## START DATASET RECORDS
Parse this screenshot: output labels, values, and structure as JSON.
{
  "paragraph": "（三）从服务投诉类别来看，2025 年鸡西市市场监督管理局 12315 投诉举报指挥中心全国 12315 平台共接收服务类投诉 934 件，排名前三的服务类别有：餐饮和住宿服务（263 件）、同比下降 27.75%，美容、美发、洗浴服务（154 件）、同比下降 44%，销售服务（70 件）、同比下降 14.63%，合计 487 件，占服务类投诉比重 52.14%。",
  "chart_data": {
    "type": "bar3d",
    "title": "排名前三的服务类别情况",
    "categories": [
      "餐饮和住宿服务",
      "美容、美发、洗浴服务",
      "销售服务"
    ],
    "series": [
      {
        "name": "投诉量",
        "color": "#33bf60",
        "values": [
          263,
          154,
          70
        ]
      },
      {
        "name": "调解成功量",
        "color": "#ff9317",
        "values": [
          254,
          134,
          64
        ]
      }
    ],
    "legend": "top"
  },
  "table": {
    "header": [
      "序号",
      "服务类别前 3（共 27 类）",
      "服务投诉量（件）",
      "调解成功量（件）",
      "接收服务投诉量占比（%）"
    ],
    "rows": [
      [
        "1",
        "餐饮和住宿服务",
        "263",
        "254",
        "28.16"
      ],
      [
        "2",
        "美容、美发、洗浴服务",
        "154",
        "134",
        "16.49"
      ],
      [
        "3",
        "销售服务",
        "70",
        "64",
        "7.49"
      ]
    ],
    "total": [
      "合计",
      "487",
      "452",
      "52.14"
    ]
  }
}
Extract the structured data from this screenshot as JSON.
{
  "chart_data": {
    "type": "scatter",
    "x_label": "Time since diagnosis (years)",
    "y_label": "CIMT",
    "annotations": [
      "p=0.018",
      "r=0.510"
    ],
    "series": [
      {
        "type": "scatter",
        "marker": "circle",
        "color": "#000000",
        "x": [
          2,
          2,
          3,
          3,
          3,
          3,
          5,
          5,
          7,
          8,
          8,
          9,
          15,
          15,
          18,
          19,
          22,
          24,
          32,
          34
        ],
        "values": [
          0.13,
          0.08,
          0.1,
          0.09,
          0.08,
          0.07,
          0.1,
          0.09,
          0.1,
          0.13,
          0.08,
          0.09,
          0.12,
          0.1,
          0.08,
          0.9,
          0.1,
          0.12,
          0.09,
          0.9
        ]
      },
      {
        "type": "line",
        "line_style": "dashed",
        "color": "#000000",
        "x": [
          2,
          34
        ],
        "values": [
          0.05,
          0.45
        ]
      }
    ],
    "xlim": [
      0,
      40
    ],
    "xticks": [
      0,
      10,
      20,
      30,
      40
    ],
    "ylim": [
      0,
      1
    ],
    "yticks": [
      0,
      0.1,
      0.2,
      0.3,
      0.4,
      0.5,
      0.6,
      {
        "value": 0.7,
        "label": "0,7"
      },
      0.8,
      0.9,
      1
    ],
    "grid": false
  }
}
## END DATASET RECORDS
For the listing above, give the number of lines in which the string "餐饮和住宿服务" occurs, and nothing else.

3